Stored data
• • • • •
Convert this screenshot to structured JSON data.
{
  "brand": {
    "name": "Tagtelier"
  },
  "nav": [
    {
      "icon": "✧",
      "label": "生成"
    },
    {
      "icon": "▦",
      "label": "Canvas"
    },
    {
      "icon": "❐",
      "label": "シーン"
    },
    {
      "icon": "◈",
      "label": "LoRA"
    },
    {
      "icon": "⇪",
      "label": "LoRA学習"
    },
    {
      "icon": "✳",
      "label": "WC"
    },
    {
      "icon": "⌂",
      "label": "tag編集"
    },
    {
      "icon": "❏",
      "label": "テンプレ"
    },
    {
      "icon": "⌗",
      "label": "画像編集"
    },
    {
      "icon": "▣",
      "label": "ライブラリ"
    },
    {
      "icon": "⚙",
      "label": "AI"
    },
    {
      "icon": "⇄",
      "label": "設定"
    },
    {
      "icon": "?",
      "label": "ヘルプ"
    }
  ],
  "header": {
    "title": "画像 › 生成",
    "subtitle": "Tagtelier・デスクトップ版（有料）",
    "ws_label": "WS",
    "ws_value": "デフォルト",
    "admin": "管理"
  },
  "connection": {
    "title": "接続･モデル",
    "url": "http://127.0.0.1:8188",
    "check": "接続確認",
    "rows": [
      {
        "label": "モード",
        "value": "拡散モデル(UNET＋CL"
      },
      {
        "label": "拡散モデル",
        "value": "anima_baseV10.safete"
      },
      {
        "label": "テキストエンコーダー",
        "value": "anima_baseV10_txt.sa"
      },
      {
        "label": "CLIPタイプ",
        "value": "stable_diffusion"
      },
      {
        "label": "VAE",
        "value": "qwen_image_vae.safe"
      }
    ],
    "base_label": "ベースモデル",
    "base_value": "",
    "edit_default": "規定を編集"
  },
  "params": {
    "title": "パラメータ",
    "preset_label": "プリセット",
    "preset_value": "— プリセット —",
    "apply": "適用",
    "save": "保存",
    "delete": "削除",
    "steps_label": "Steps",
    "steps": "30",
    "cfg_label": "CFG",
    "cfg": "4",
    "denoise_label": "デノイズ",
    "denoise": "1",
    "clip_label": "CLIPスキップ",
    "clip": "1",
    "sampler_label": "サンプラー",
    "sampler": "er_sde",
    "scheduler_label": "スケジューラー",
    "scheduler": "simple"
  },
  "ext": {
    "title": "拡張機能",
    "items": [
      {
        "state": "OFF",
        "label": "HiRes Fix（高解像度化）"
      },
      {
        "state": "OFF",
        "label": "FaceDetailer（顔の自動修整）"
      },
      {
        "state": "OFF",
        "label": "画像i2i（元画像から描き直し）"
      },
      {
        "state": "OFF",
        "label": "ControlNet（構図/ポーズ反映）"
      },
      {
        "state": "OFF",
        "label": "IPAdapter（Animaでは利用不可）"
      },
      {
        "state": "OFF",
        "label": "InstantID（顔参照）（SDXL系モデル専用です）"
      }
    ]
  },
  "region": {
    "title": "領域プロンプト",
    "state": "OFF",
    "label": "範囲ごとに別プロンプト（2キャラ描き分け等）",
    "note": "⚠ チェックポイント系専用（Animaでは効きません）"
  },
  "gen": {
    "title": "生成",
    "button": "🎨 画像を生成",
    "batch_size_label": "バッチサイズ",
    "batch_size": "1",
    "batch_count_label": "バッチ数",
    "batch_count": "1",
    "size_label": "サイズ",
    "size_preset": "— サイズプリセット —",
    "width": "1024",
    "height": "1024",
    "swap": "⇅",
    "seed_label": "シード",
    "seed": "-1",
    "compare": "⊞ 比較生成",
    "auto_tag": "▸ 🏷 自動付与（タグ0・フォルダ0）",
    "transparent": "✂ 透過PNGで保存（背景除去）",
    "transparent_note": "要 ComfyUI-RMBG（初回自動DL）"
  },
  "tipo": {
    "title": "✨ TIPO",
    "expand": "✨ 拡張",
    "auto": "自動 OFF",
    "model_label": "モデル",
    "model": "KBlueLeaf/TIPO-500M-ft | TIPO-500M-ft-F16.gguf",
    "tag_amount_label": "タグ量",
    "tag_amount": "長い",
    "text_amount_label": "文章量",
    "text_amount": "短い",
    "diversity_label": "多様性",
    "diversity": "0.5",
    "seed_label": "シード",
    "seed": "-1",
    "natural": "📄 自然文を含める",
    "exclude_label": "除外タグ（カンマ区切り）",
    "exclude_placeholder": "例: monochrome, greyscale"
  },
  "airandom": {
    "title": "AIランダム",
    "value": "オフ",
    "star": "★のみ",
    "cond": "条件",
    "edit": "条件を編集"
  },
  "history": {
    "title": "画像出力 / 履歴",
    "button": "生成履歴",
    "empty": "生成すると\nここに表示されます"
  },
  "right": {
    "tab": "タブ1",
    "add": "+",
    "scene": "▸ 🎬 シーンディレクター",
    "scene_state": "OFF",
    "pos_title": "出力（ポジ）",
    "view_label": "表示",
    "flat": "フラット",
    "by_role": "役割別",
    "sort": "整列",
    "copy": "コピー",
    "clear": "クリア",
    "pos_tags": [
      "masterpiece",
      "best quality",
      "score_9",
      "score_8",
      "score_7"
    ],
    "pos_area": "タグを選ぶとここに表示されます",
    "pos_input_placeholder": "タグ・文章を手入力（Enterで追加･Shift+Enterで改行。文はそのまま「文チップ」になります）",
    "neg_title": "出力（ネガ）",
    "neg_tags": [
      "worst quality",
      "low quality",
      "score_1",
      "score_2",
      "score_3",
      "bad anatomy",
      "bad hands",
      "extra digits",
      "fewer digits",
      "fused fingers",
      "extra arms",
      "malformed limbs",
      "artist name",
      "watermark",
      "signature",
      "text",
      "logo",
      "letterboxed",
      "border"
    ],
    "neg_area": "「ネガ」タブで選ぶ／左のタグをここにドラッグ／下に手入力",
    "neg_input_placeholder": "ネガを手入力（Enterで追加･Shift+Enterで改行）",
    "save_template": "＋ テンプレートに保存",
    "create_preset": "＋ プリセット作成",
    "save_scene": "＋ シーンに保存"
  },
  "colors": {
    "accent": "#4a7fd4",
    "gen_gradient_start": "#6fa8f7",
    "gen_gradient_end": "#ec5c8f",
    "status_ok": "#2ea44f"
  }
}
• • • • •
STATED EXERCISE:
Type the whole listing again, unaltered.

THE RESPONSE:
Convert this screenshot to structured JSON data.
{
  "brand": {
    "name": "Tagtelier"
  },
  "nav": [
    {
      "icon": "✧",
      "label": "生成"
    },
    {
      "icon": "▦",
      "label": "Canvas"
    },
    {
      "icon": "❐",
      "label": "シーン"
    },
    {
      "icon": "◈",
      "label": "LoRA"
    },
    {
      "icon": "⇪",
      "label": "LoRA学習"
    },
    {
      "icon": "✳",
      "label": "WC"
    },
    {
      "icon": "⌂",
      "label": "tag編集"
    },
    {
      "icon": "❏",
      "label": "テンプレ"
    },
    {
      "icon": "⌗",
      "label": "画像編集"
    },
    {
      "icon": "▣",
      "label": "ライブラリ"
    },
    {
      "icon": "⚙",
      "label": "AI"
    },
    {
      "icon": "⇄",
      "label": "設定"
    },
    {
      "icon": "?",
      "label": "ヘルプ"
    }
  ],
  "header": {
    "title": "画像 › 生成",
    "subtitle": "Tagtelier・デスクトップ版（有料）",
    "ws_label": "WS",
    "ws_value": "デフォルト",
    "admin": "管理"
  },
  "connection": {
    "title": "接続･モデル",
    "url": "http://127.0.0.1:8188",
    "check": "接続確認",
    "rows": [
      {
        "label": "モード",
        "value": "拡散モデル(UNET＋CL"
      },
      {
        "label": "拡散モデル",
        "value": "anima_baseV10.safete"
      },
      {
        "label": "テキストエンコーダー",
        "value": "anima_baseV10_txt.sa"
      },
      {
        "label": "CLIPタイプ",
        "value": "stable_diffusion"
      },
      {
        "label": "VAE",
        "value": "qwen_image_vae.safe"
      }
    ],
    "base_label": "ベースモデル",
    "base_value": "",
    "edit_default": "規定を編集"
  },
  "params": {
    "title": "パラメータ",
    "preset_label": "プリセット",
    "preset_value": "— プリセット —",
    "apply": "適用",
    "save": "保存",
    "delete": "削除",
    "steps_label": "Steps",
    "steps": "30",
    "cfg_label": "CFG",
    "cfg": "4",
    "denoise_label": "デノイズ",
    "denoise": "1",
    "clip_label": "CLIPスキップ",
    "clip": "1",
    "sampler_label": "サンプラー",
    "sampler": "er_sde",
    "scheduler_label": "スケジューラー",
    "scheduler": "simple"
  },
  "ext": {
    "title": "拡張機能",
    "items": [
      {
        "state": "OFF",
        "label": "HiRes Fix（高解像度化）"
      },
      {
        "state": "OFF",
        "label": "FaceDetailer（顔の自動修整）"
      },
      {
        "state": "OFF",
        "label": "画像i2i（元画像から描き直し）"
      },
      {
        "state": "OFF",
        "label": "ControlNet（構図/ポーズ反映）"
      },
      {
        "state": "OFF",
        "label": "IPAdapter（Animaでは利用不可）"
      },
      {
        "state": "OFF",
        "label": "InstantID（顔参照）（SDXL系モデル専用です）"
      }
    ]
  },
  "region": {
    "title": "領域プロンプト",
    "state": "OFF",
    "label": "範囲ごとに別プロンプト（2キャラ描き分け等）",
    "note": "⚠ チェックポイント系専用（Animaでは効きません）"
  },
  "gen": {
    "title": "生成",
    "button": "🎨 画像を生成",
    "batch_size_label": "バッチサイズ",
    "batch_size": "1",
    "batch_count_label": "バッチ数",
    "batch_count": "1",
    "size_label": "サイズ",
    "size_preset": "— サイズプリセット —",
    "width": "1024",
    "height": "1024",
    "swap": "⇅",
    "seed_label": "シード",
    "seed": "-1",
    "compare": "⊞ 比較生成",
    "auto_tag": "▸ 🏷 自動付与（タグ0・フォルダ0）",
    "transparent": "✂ 透過PNGで保存（背景除去）",
    "transparent_note": "要 ComfyUI-RMBG（初回自動DL）"
  },
  "tipo": {
    "title": "✨ TIPO",
    "expand": "✨ 拡張",
    "auto": "自動 OFF",
    "model_label": "モデル",
    "model": "KBlueLeaf/TIPO-500M-ft | TIPO-500M-ft-F16.gguf",
    "tag_amount_label": "タグ量",
    "tag_amount": "長い",
    "text_amount_label": "文章量",
    "text_amount": "短い",
    "diversity_label": "多様性",
    "diversity": "0.5",
    "seed_label": "シード",
    "seed": "-1",
    "natural": "📄 自然文を含める",
    "exclude_label": "除外タグ（カンマ区切り）",
    "exclude_placeholder": "例: monochrome, greyscale"
  },
  "airandom": {
    "title": "AIランダム",
    "value": "オフ",
    "star": "★のみ",
    "cond": "条件",
    "edit": "条件を編集"
  },
  "history": {
    "title": "画像出力 / 履歴",
    "button": "生成履歴",
    "empty": "生成すると\nここに表示されます"
  },
  "right": {
    "tab": "タブ1",
    "add": "+",
    "scene": "▸ 🎬 シーンディレクター",
    "scene_state": "OFF",
    "pos_title": "出力（ポジ）",
    "view_label": "表示",
    "flat": "フラット",
    "by_role": "役割別",
    "sort": "整列",
    "copy": "コピー",
    "clear": "クリア",
    "pos_tags": [
      "masterpiece",
      "best quality",
      "score_9",
      "score_8",
      "score_7"
    ],
    "pos_area": "タグを選ぶとここに表示されます",
    "pos_input_placeholder": "タグ・文章を手入力（Enterで追加･Shift+Enterで改行。文はそのまま「文チップ」になります）",
    "neg_title": "出力（ネガ）",
    "neg_tags": [
      "worst quality",
      "low quality",
      "score_1",
      "score_2",
      "score_3",
      "bad anatomy",
      "bad hands",
      "extra digits",
      "fewer digits",
      "fused fingers",
      "extra arms",
      "malformed limbs",
      "artist name",
      "watermark",
      "signature",
      "text",
      "logo",
      "letterboxed",
      "border"
    ],
    "neg_area": "「ネガ」タブで選ぶ／左のタグをここにドラッグ／下に手入力",
    "neg_input_placeholder": "ネガを手入力（Enterで追加･Shift+Enterで改行）",
    "save_template": "＋ テンプレートに保存",
    "create_preset": "＋ プリセット作成",
    "save_scene": "＋ シーンに保存"
  },
  "colors": {
    "accent": "#4a7fd4",
    "gen_gradient_start": "#6fa8f7",
    "gen_gradient_end": "#ec5c8f",
    "status_ok": "#2ea44f"
  }
}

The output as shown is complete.